[Start Records supplied]
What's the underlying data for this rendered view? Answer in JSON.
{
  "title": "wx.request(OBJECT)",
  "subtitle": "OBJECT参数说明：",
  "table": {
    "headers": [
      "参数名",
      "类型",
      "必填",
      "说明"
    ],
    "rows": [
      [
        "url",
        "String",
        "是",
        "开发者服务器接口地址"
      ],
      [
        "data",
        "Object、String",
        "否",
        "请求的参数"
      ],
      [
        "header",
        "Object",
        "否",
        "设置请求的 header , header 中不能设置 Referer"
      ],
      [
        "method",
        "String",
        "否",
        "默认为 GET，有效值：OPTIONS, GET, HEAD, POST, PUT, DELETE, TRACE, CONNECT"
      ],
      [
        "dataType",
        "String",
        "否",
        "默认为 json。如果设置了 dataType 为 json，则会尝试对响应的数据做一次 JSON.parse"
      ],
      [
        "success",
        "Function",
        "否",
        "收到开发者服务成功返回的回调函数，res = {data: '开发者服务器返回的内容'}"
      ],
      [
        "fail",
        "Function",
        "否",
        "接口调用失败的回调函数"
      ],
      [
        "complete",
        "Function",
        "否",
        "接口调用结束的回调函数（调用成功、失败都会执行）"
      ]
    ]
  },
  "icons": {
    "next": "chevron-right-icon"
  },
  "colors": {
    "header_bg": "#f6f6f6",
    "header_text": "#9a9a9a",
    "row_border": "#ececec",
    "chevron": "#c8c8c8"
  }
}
[End Records supplied]
## [Brief]
Take the entries and copy them out exactly.

## [Solution for this task]
What's the underlying data for this rendered view? Answer in JSON.
{
  "title": "wx.request(OBJECT)",
  "subtitle": "OBJECT参数说明：",
  "table": {
    "headers": [
      "参数名",
      "类型",
      "必填",
      "说明"
    ],
    "rows": [
      [
        "url",
        "String",
        "是",
        "开发者服务器接口地址"
      ],
      [
        "data",
        "Object、String",
        "否",
        "请求的参数"
      ],
      [
        "header",
        "Object",
        "否",
        "设置请求的 header , header 中不能设置 Referer"
      ],
      [
        "method",
        "String",
        "否",
        "默认为 GET，有效值：OPTIONS, GET, HEAD, POST, PUT, DELETE, TRACE, CONNECT"
      ],
      [
        "dataType",
        "String",
        "否",
        "默认为 json。如果设置了 dataType 为 json，则会尝试对响应的数据做一次 JSON.parse"
      ],
      [
        "success",
        "Function",
        "否",
        "收到开发者服务成功返回的回调函数，res = {data: '开发者服务器返回的内容'}"
      ],
      [
        "fail",
        "Function",
        "否",
        "接口调用失败的回调函数"
      ],
      [
        "complete",
        "Function",
        "否",
        "接口调用结束的回调函数（调用成功、失败都会执行）"
      ]
    ]
  },
  "icons": {
    "next": "chevron-right-icon"
  },
  "colors": {
    "header_bg": "#f6f6f6",
    "header_text": "#9a9a9a",
    "row_border": "#ececec",
    "chevron": "#c8c8c8"
  }
}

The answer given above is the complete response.